→ **INSTRUCTIONS FOR THE TASK**: Transcribe the material verbatim in full; the pictures do not belong in the copy.

Data listing
* begin *

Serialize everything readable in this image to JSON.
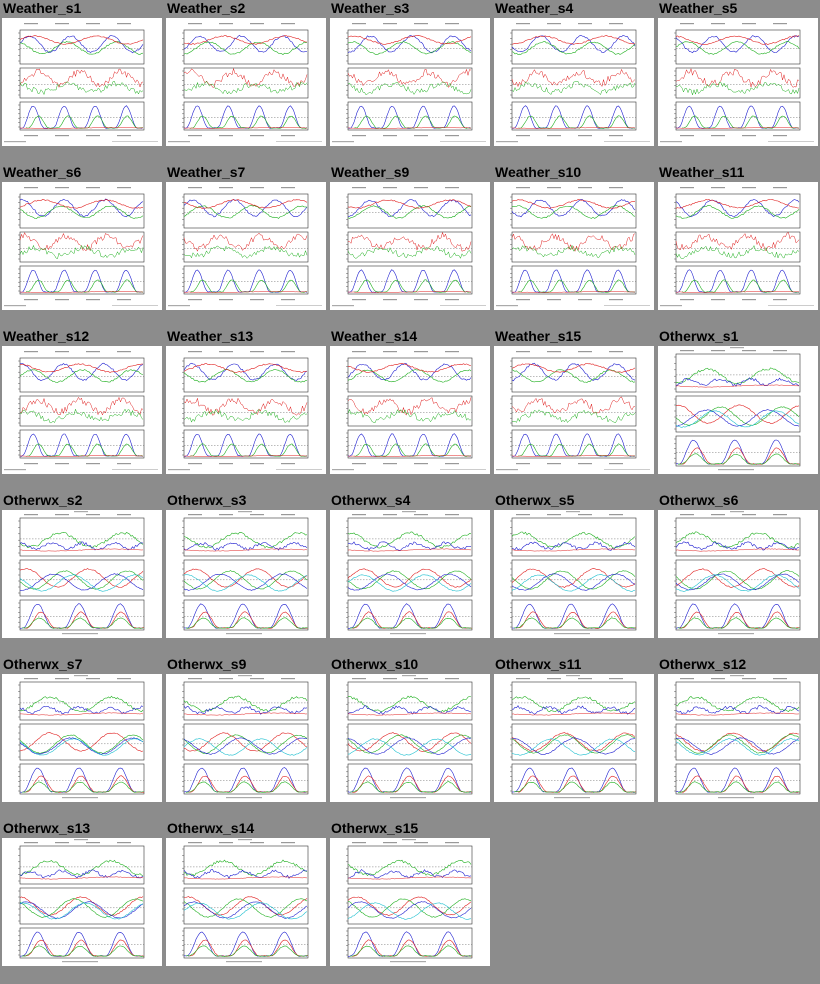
{
  "colors": {
    "background": "#8c8c8c",
    "red": "#e02020",
    "green": "#20b020",
    "blue": "#2020d0",
    "cyan": "#20c0d0",
    "magenta": "#e020e0"
  },
  "thumbnails": [
    {
      "title": "Weather_s1",
      "kind": "weather",
      "seed": 1
    },
    {
      "title": "Weather_s2",
      "kind": "weather",
      "seed": 2
    },
    {
      "title": "Weather_s3",
      "kind": "weather",
      "seed": 3
    },
    {
      "title": "Weather_s4",
      "kind": "weather",
      "seed": 4
    },
    {
      "title": "Weather_s5",
      "kind": "weather",
      "seed": 5
    },
    {
      "title": "Weather_s6",
      "kind": "weather",
      "seed": 6
    },
    {
      "title": "Weather_s7",
      "kind": "weather",
      "seed": 7
    },
    {
      "title": "Weather_s9",
      "kind": "weather",
      "seed": 9
    },
    {
      "title": "Weather_s10",
      "kind": "weather",
      "seed": 10
    },
    {
      "title": "Weather_s11",
      "kind": "weather",
      "seed": 11
    },
    {
      "title": "Weather_s12",
      "kind": "weather",
      "seed": 12
    },
    {
      "title": "Weather_s13",
      "kind": "weather",
      "seed": 13
    },
    {
      "title": "Weather_s14",
      "kind": "weather",
      "seed": 14
    },
    {
      "title": "Weather_s15",
      "kind": "weather",
      "seed": 15
    },
    {
      "title": "Otherwx_s1",
      "kind": "otherwx",
      "seed": 21
    },
    {
      "title": "Otherwx_s2",
      "kind": "otherwx",
      "seed": 22
    },
    {
      "title": "Otherwx_s3",
      "kind": "otherwx",
      "seed": 23
    },
    {
      "title": "Otherwx_s4",
      "kind": "otherwx",
      "seed": 24
    },
    {
      "title": "Otherwx_s5",
      "kind": "otherwx",
      "seed": 25
    },
    {
      "title": "Otherwx_s6",
      "kind": "otherwx",
      "seed": 26
    },
    {
      "title": "Otherwx_s7",
      "kind": "otherwx",
      "seed": 27
    },
    {
      "title": "Otherwx_s9",
      "kind": "otherwx",
      "seed": 29
    },
    {
      "title": "Otherwx_s10",
      "kind": "otherwx",
      "seed": 30
    },
    {
      "title": "Otherwx_s11",
      "kind": "otherwx",
      "seed": 31
    },
    {
      "title": "Otherwx_s12",
      "kind": "otherwx",
      "seed": 32
    },
    {
      "title": "Otherwx_s13",
      "kind": "otherwx",
      "seed": 33
    },
    {
      "title": "Otherwx_s14",
      "kind": "otherwx",
      "seed": 34
    },
    {
      "title": "Otherwx_s15",
      "kind": "otherwx",
      "seed": 35
    }
  ]
}
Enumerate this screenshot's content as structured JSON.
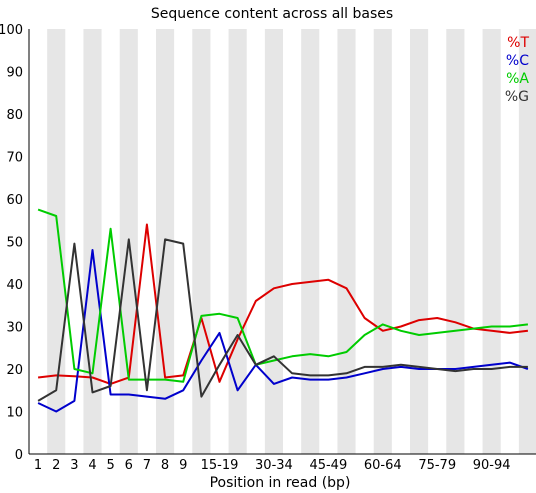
{
  "chart_data": {
    "type": "line",
    "title": "Sequence content across all bases",
    "xlabel": "Position in read (bp)",
    "ylabel": "",
    "ylim": [
      0,
      100
    ],
    "yticks": [
      "0",
      "10",
      "20",
      "30",
      "40",
      "50",
      "60",
      "70",
      "80",
      "90",
      "100"
    ],
    "categories": [
      "1",
      "2",
      "3",
      "4",
      "5",
      "6",
      "7",
      "8",
      "9",
      "10-14",
      "15-19",
      "20-24",
      "25-29",
      "30-34",
      "35-39",
      "40-44",
      "45-49",
      "50-54",
      "55-59",
      "60-64",
      "65-69",
      "70-74",
      "75-79",
      "80-84",
      "85-89",
      "90-94",
      "95-99",
      "100-104"
    ],
    "xtick_labels": [
      "1",
      "2",
      "3",
      "4",
      "5",
      "6",
      "7",
      "8",
      "9",
      "15-19",
      "30-34",
      "45-49",
      "60-64",
      "75-79",
      "90-94"
    ],
    "grid_stripes": true,
    "legend_position": "top-right",
    "series": [
      {
        "name": "%T",
        "color": "#dd0000",
        "values": [
          18.0,
          18.5,
          18.3,
          18.0,
          16.5,
          18.0,
          54.0,
          18.0,
          18.5,
          32.0,
          17.0,
          27.0,
          36.0,
          39.0,
          40.0,
          40.5,
          41.0,
          39.0,
          32.0,
          29.0,
          30.0,
          31.5,
          32.0,
          31.0,
          29.5,
          29.0,
          28.5,
          29.0
        ]
      },
      {
        "name": "%C",
        "color": "#0000cc",
        "values": [
          12.0,
          10.0,
          12.5,
          48.0,
          14.0,
          14.0,
          13.5,
          13.0,
          15.0,
          22.0,
          28.5,
          15.0,
          21.0,
          16.5,
          18.0,
          17.5,
          17.5,
          18.0,
          19.0,
          20.0,
          20.5,
          20.0,
          20.0,
          20.0,
          20.5,
          21.0,
          21.5,
          20.0
        ]
      },
      {
        "name": "%A",
        "color": "#00cc00",
        "values": [
          57.5,
          56.0,
          20.0,
          19.0,
          53.0,
          17.5,
          17.5,
          17.5,
          17.0,
          32.5,
          33.0,
          32.0,
          21.0,
          22.0,
          23.0,
          23.5,
          23.0,
          24.0,
          28.0,
          30.5,
          29.0,
          28.0,
          28.5,
          29.0,
          29.5,
          30.0,
          30.0,
          30.5
        ]
      },
      {
        "name": "%G",
        "color": "#333333",
        "values": [
          12.5,
          15.0,
          49.5,
          14.5,
          16.0,
          50.5,
          15.0,
          50.5,
          49.5,
          13.5,
          21.0,
          28.0,
          21.0,
          23.0,
          19.0,
          18.5,
          18.5,
          19.0,
          20.5,
          20.5,
          21.0,
          20.5,
          20.0,
          19.5,
          20.0,
          20.0,
          20.5,
          20.5
        ]
      }
    ]
  }
}
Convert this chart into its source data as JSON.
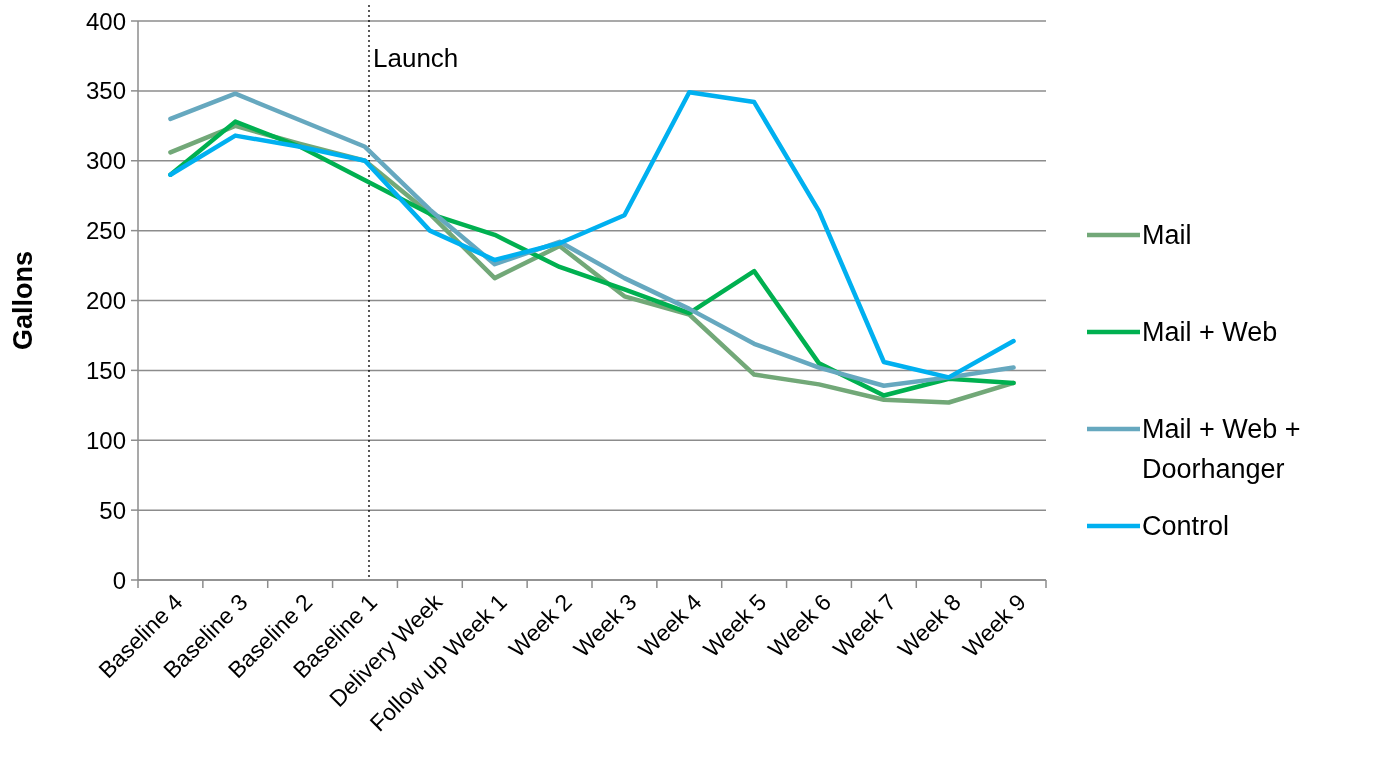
{
  "chart_data": {
    "type": "line",
    "ylabel": "Gallons",
    "categories": [
      "Baseline 4",
      "Baseline 3",
      "Baseline 2",
      "Baseline 1",
      "Delivery Week",
      "Follow up Week 1",
      "Week 2",
      "Week 3",
      "Week 4",
      "Week 5",
      "Week 6",
      "Week 7",
      "Week 8",
      "Week 9"
    ],
    "series": [
      {
        "name": "Mail",
        "color": "#72a878",
        "values": [
          306,
          325,
          312,
          300,
          262,
          216,
          239,
          203,
          190,
          147,
          140,
          129,
          127,
          141
        ]
      },
      {
        "name": "Mail + Web",
        "color": "#00b050",
        "values": [
          290,
          328,
          310,
          286,
          262,
          247,
          224,
          208,
          191,
          221,
          155,
          132,
          144,
          141
        ]
      },
      {
        "name": "Mail + Web + Doorhanger",
        "color": "#66a8bf",
        "values": [
          330,
          348,
          329,
          310,
          265,
          226,
          242,
          216,
          194,
          169,
          152,
          139,
          145,
          152
        ]
      },
      {
        "name": "Control",
        "color": "#00b0f0",
        "values": [
          290,
          318,
          310,
          300,
          250,
          229,
          241,
          261,
          349,
          342,
          264,
          156,
          145,
          171
        ]
      }
    ],
    "ylim": [
      0,
      400
    ],
    "yticks": [
      0,
      50,
      100,
      150,
      200,
      250,
      300,
      350,
      400
    ],
    "grid": "y",
    "legend": "right",
    "ref_lines": [
      {
        "axis": "x",
        "value": "Baseline 1",
        "label": "Launch",
        "line_style": "dotted",
        "color": "#000000"
      }
    ]
  }
}
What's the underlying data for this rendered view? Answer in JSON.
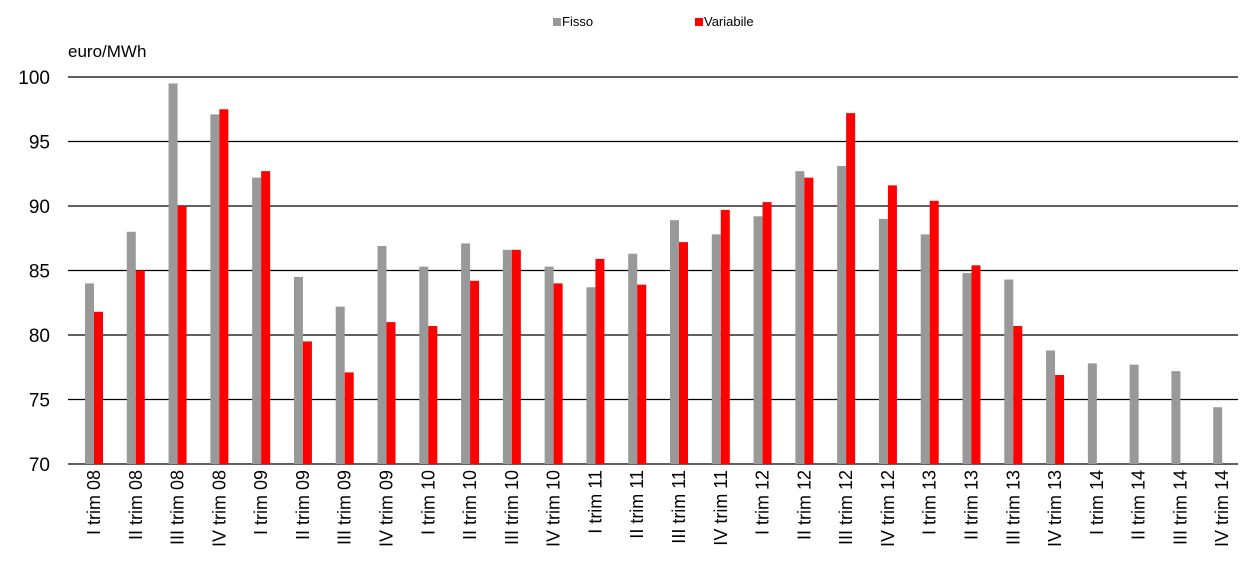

* end *

→ **TASK RESULT**:
Serialize everything readable in this image to JSON.
{
  "colors": {
    "background": "#8c8c8c",
    "red": "#e02020",
    "green": "#20b020",
    "blue": "#2020d0",
    "cyan": "#20c0d0",
    "magenta": "#e020e0"
  },
  "thumbnails": [
    {
      "title": "Weather_s1",
      "kind": "weather",
      "seed": 1
    },
    {
      "title": "Weather_s2",
      "kind": "weather",
      "seed": 2
    },
    {
      "title": "Weather_s3",
      "kind": "weather",
      "seed": 3
    },
    {
      "title": "Weather_s4",
      "kind": "weather",
      "seed": 4
    },
    {
      "title": "Weather_s5",
      "kind": "weather",
      "seed": 5
    },
    {
      "title": "Weather_s6",
      "kind": "weather",
      "seed": 6
    },
    {
      "title": "Weather_s7",
      "kind": "weather",
      "seed": 7
    },
    {
      "title": "Weather_s9",
      "kind": "weather",
      "seed": 9
    },
    {
      "title": "Weather_s10",
      "kind": "weather",
      "seed": 10
    },
    {
      "title": "Weather_s11",
      "kind": "weather",
      "seed": 11
    },
    {
      "title": "Weather_s12",
      "kind": "weather",
      "seed": 12
    },
    {
      "title": "Weather_s13",
      "kind": "weather",
      "seed": 13
    },
    {
      "title": "Weather_s14",
      "kind": "weather",
      "seed": 14
    },
    {
      "title": "Weather_s15",
      "kind": "weather",
      "seed": 15
    },
    {
      "title": "Otherwx_s1",
      "kind": "otherwx",
      "seed": 21
    },
    {
      "title": "Otherwx_s2",
      "kind": "otherwx",
      "seed": 22
    },
    {
      "title": "Otherwx_s3",
      "kind": "otherwx",
      "seed": 23
    },
    {
      "title": "Otherwx_s4",
      "kind": "otherwx",
      "seed": 24
    },
    {
      "title": "Otherwx_s5",
      "kind": "otherwx",
      "seed": 25
    },
    {
      "title": "Otherwx_s6",
      "kind": "otherwx",
      "seed": 26
    },
    {
      "title": "Otherwx_s7",
      "kind": "otherwx",
      "seed": 27
    },
    {
      "title": "Otherwx_s9",
      "kind": "otherwx",
      "seed": 29
    },
    {
      "title": "Otherwx_s10",
      "kind": "otherwx",
      "seed": 30
    },
    {
      "title": "Otherwx_s11",
      "kind": "otherwx",
      "seed": 31
    },
    {
      "title": "Otherwx_s12",
      "kind": "otherwx",
      "seed": 32
    },
    {
      "title": "Otherwx_s13",
      "kind": "otherwx",
      "seed": 33
    },
    {
      "title": "Otherwx_s14",
      "kind": "otherwx",
      "seed": 34
    },
    {
      "title": "Otherwx_s15",
      "kind": "otherwx",
      "seed": 35
    }
  ]
}
Enumerate this screenshot's content as structured JSON.
{
  "chart_data": {
    "type": "line",
    "title": "Sequence content across all bases",
    "xlabel": "Position in read (bp)",
    "ylabel": "",
    "ylim": [
      0,
      100
    ],
    "yticks": [
      "0",
      "10",
      "20",
      "30",
      "40",
      "50",
      "60",
      "70",
      "80",
      "90",
      "100"
    ],
    "categories": [
      "1",
      "2",
      "3",
      "4",
      "5",
      "6",
      "7",
      "8",
      "9",
      "10-14",
      "15-19",
      "20-24",
      "25-29",
      "30-34",
      "35-39",
      "40-44",
      "45-49",
      "50-54",
      "55-59",
      "60-64",
      "65-69",
      "70-74",
      "75-79",
      "80-84",
      "85-89",
      "90-94",
      "95-99",
      "100-104"
    ],
    "xtick_labels": [
      "1",
      "2",
      "3",
      "4",
      "5",
      "6",
      "7",
      "8",
      "9",
      "15-19",
      "30-34",
      "45-49",
      "60-64",
      "75-79",
      "90-94"
    ],
    "grid_stripes": true,
    "legend_position": "top-right",
    "series": [
      {
        "name": "%T",
        "color": "#dd0000",
        "values": [
          18.0,
          18.5,
          18.3,
          18.0,
          16.5,
          18.0,
          54.0,
          18.0,
          18.5,
          32.0,
          17.0,
          27.0,
          36.0,
          39.0,
          40.0,
          40.5,
          41.0,
          39.0,
          32.0,
          29.0,
          30.0,
          31.5,
          32.0,
          31.0,
          29.5,
          29.0,
          28.5,
          29.0
        ]
      },
      {
        "name": "%C",
        "color": "#0000cc",
        "values": [
          12.0,
          10.0,
          12.5,
          48.0,
          14.0,
          14.0,
          13.5,
          13.0,
          15.0,
          22.0,
          28.5,
          15.0,
          21.0,
          16.5,
          18.0,
          17.5,
          17.5,
          18.0,
          19.0,
          20.0,
          20.5,
          20.0,
          20.0,
          20.0,
          20.5,
          21.0,
          21.5,
          20.0
        ]
      },
      {
        "name": "%A",
        "color": "#00cc00",
        "values": [
          57.5,
          56.0,
          20.0,
          19.0,
          53.0,
          17.5,
          17.5,
          17.5,
          17.0,
          32.5,
          33.0,
          32.0,
          21.0,
          22.0,
          23.0,
          23.5,
          23.0,
          24.0,
          28.0,
          30.5,
          29.0,
          28.0,
          28.5,
          29.0,
          29.5,
          30.0,
          30.0,
          30.5
        ]
      },
      {
        "name": "%G",
        "color": "#333333",
        "values": [
          12.5,
          15.0,
          49.5,
          14.5,
          16.0,
          50.5,
          15.0,
          50.5,
          49.5,
          13.5,
          21.0,
          28.0,
          21.0,
          23.0,
          19.0,
          18.5,
          18.5,
          19.0,
          20.5,
          20.5,
          21.0,
          20.5,
          20.0,
          19.5,
          20.0,
          20.0,
          20.5,
          20.5
        ]
      }
    ]
  }
}
Convert this chart into its source data as JSON.
{
  "chart_data": {
    "type": "line",
    "ylabel": "Gallons",
    "categories": [
      "Baseline 4",
      "Baseline 3",
      "Baseline 2",
      "Baseline 1",
      "Delivery Week",
      "Follow up Week 1",
      "Week 2",
      "Week 3",
      "Week 4",
      "Week 5",
      "Week 6",
      "Week 7",
      "Week 8",
      "Week 9"
    ],
    "series": [
      {
        "name": "Mail",
        "color": "#72a878",
        "values": [
          306,
          325,
          312,
          300,
          262,
          216,
          239,
          203,
          190,
          147,
          140,
          129,
          127,
          141
        ]
      },
      {
        "name": "Mail + Web",
        "color": "#00b050",
        "values": [
          290,
          328,
          310,
          286,
          262,
          247,
          224,
          208,
          191,
          221,
          155,
          132,
          144,
          141
        ]
      },
      {
        "name": "Mail + Web + Doorhanger",
        "color": "#66a8bf",
        "values": [
          330,
          348,
          329,
          310,
          265,
          226,
          242,
          216,
          194,
          169,
          152,
          139,
          145,
          152
        ]
      },
      {
        "name": "Control",
        "color": "#00b0f0",
        "values": [
          290,
          318,
          310,
          300,
          250,
          229,
          241,
          261,
          349,
          342,
          264,
          156,
          145,
          171
        ]
      }
    ],
    "ylim": [
      0,
      400
    ],
    "yticks": [
      0,
      50,
      100,
      150,
      200,
      250,
      300,
      350,
      400
    ],
    "grid": "y",
    "legend": "right",
    "ref_lines": [
      {
        "axis": "x",
        "value": "Baseline 1",
        "label": "Launch",
        "line_style": "dotted",
        "color": "#000000"
      }
    ]
  }
}
What's the underlying data for this rendered view? Answer in JSON.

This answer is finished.